-- Begin ENTRIES SUPPLIED --
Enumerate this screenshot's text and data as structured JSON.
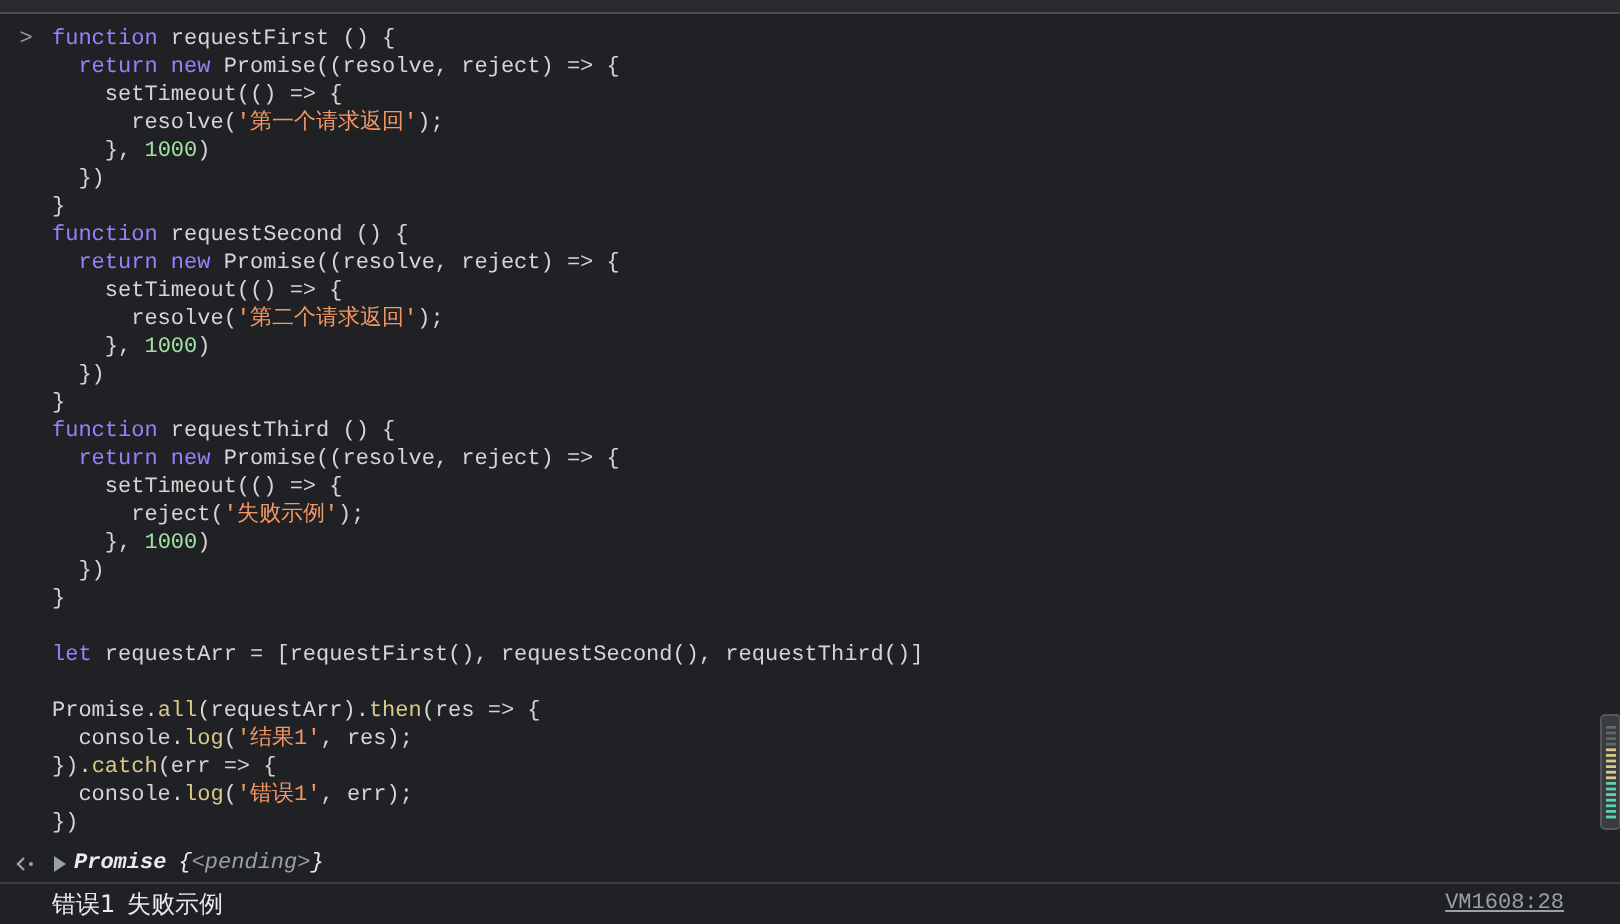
{
  "input": {
    "prompt": ">",
    "lines": [
      {
        "kind": "code",
        "tokens": [
          {
            "text": "function",
            "kind": "keyword"
          },
          {
            "text": " requestFirst () {",
            "kind": "plain"
          }
        ]
      },
      {
        "kind": "code",
        "tokens": [
          {
            "text": "  return new",
            "kind": "keyword"
          },
          {
            "text": " Promise((resolve, reject) => {",
            "kind": "plain"
          }
        ]
      },
      {
        "kind": "code",
        "tokens": [
          {
            "text": "    setTimeout(() => {",
            "kind": "plain"
          }
        ]
      },
      {
        "kind": "code",
        "tokens": [
          {
            "text": "      resolve(",
            "kind": "plain"
          },
          {
            "text": "'第一个请求返回'",
            "kind": "string"
          },
          {
            "text": ");",
            "kind": "plain"
          }
        ]
      },
      {
        "kind": "code",
        "tokens": [
          {
            "text": "    }, ",
            "kind": "plain"
          },
          {
            "text": "1000",
            "kind": "number"
          },
          {
            "text": ")",
            "kind": "plain"
          }
        ]
      },
      {
        "kind": "code",
        "tokens": [
          {
            "text": "  })",
            "kind": "plain"
          }
        ]
      },
      {
        "kind": "code",
        "tokens": [
          {
            "text": "}",
            "kind": "plain"
          }
        ]
      },
      {
        "kind": "code",
        "tokens": [
          {
            "text": "function",
            "kind": "keyword"
          },
          {
            "text": " requestSecond () {",
            "kind": "plain"
          }
        ]
      },
      {
        "kind": "code",
        "tokens": [
          {
            "text": "  return new",
            "kind": "keyword"
          },
          {
            "text": " Promise((resolve, reject) => {",
            "kind": "plain"
          }
        ]
      },
      {
        "kind": "code",
        "tokens": [
          {
            "text": "    setTimeout(() => {",
            "kind": "plain"
          }
        ]
      },
      {
        "kind": "code",
        "tokens": [
          {
            "text": "      resolve(",
            "kind": "plain"
          },
          {
            "text": "'第二个请求返回'",
            "kind": "string"
          },
          {
            "text": ");",
            "kind": "plain"
          }
        ]
      },
      {
        "kind": "code",
        "tokens": [
          {
            "text": "    }, ",
            "kind": "plain"
          },
          {
            "text": "1000",
            "kind": "number"
          },
          {
            "text": ")",
            "kind": "plain"
          }
        ]
      },
      {
        "kind": "code",
        "tokens": [
          {
            "text": "  })",
            "kind": "plain"
          }
        ]
      },
      {
        "kind": "code",
        "tokens": [
          {
            "text": "}",
            "kind": "plain"
          }
        ]
      },
      {
        "kind": "code",
        "tokens": [
          {
            "text": "function",
            "kind": "keyword"
          },
          {
            "text": " requestThird () {",
            "kind": "plain"
          }
        ]
      },
      {
        "kind": "code",
        "tokens": [
          {
            "text": "  return new",
            "kind": "keyword"
          },
          {
            "text": " Promise((resolve, reject) => {",
            "kind": "plain"
          }
        ]
      },
      {
        "kind": "code",
        "tokens": [
          {
            "text": "    setTimeout(() => {",
            "kind": "plain"
          }
        ]
      },
      {
        "kind": "code",
        "tokens": [
          {
            "text": "      reject(",
            "kind": "plain"
          },
          {
            "text": "'失败示例'",
            "kind": "string"
          },
          {
            "text": ");",
            "kind": "plain"
          }
        ]
      },
      {
        "kind": "code",
        "tokens": [
          {
            "text": "    }, ",
            "kind": "plain"
          },
          {
            "text": "1000",
            "kind": "number"
          },
          {
            "text": ")",
            "kind": "plain"
          }
        ]
      },
      {
        "kind": "code",
        "tokens": [
          {
            "text": "  })",
            "kind": "plain"
          }
        ]
      },
      {
        "kind": "code",
        "tokens": [
          {
            "text": "}",
            "kind": "plain"
          }
        ]
      },
      {
        "kind": "blank"
      },
      {
        "kind": "code",
        "tokens": [
          {
            "text": "let",
            "kind": "keyword"
          },
          {
            "text": " requestArr = [requestFirst(), requestSecond(), requestThird()]",
            "kind": "plain"
          }
        ]
      },
      {
        "kind": "blank"
      },
      {
        "kind": "code",
        "tokens": [
          {
            "text": "Promise.",
            "kind": "plain"
          },
          {
            "text": "all",
            "kind": "method"
          },
          {
            "text": "(requestArr).",
            "kind": "plain"
          },
          {
            "text": "then",
            "kind": "method"
          },
          {
            "text": "(res => {",
            "kind": "plain"
          }
        ]
      },
      {
        "kind": "code",
        "tokens": [
          {
            "text": "  console.",
            "kind": "plain"
          },
          {
            "text": "log",
            "kind": "method"
          },
          {
            "text": "(",
            "kind": "plain"
          },
          {
            "text": "'结果1'",
            "kind": "string"
          },
          {
            "text": ", res);",
            "kind": "plain"
          }
        ]
      },
      {
        "kind": "code",
        "tokens": [
          {
            "text": "}).",
            "kind": "plain"
          },
          {
            "text": "catch",
            "kind": "method"
          },
          {
            "text": "(err => {",
            "kind": "plain"
          }
        ]
      },
      {
        "kind": "code",
        "tokens": [
          {
            "text": "  console.",
            "kind": "plain"
          },
          {
            "text": "log",
            "kind": "method"
          },
          {
            "text": "(",
            "kind": "plain"
          },
          {
            "text": "'错误1'",
            "kind": "string"
          },
          {
            "text": ", err);",
            "kind": "plain"
          }
        ]
      },
      {
        "kind": "code",
        "tokens": [
          {
            "text": "})",
            "kind": "plain"
          }
        ]
      }
    ]
  },
  "result": {
    "expanded": false,
    "type": "Promise",
    "open": "{",
    "state": "<pending>",
    "close": "}"
  },
  "log": {
    "args": [
      "错误1",
      "失败示例"
    ],
    "source": "VM1608:28"
  }
}
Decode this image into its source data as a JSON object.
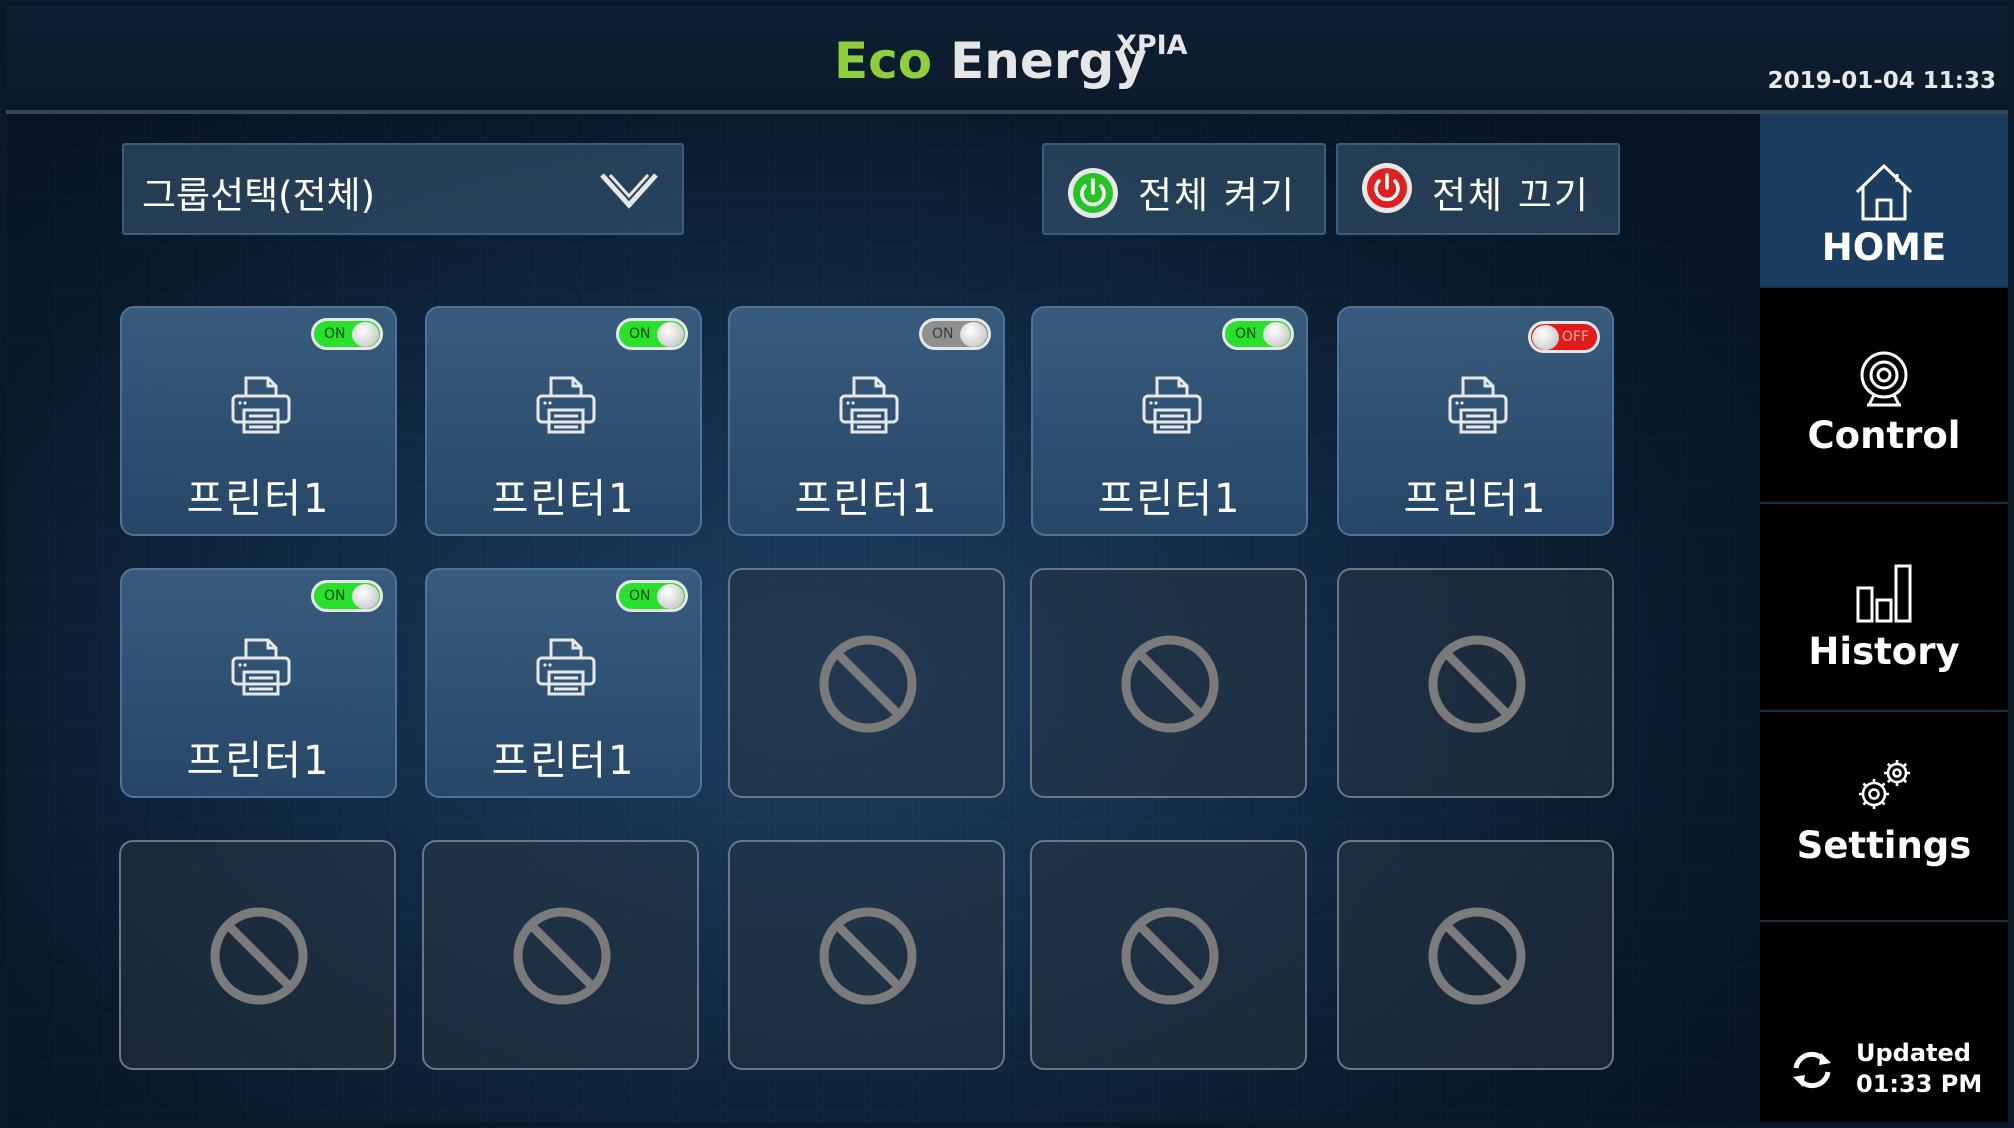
-- End ENTRIES SUPPLIED --
Copy all lines from the data that hold the word "JSON".

SOLVED PROBLEM:
Enumerate this screenshot's text and data as structured JSON.
Decode this image into its source data as a JSON object.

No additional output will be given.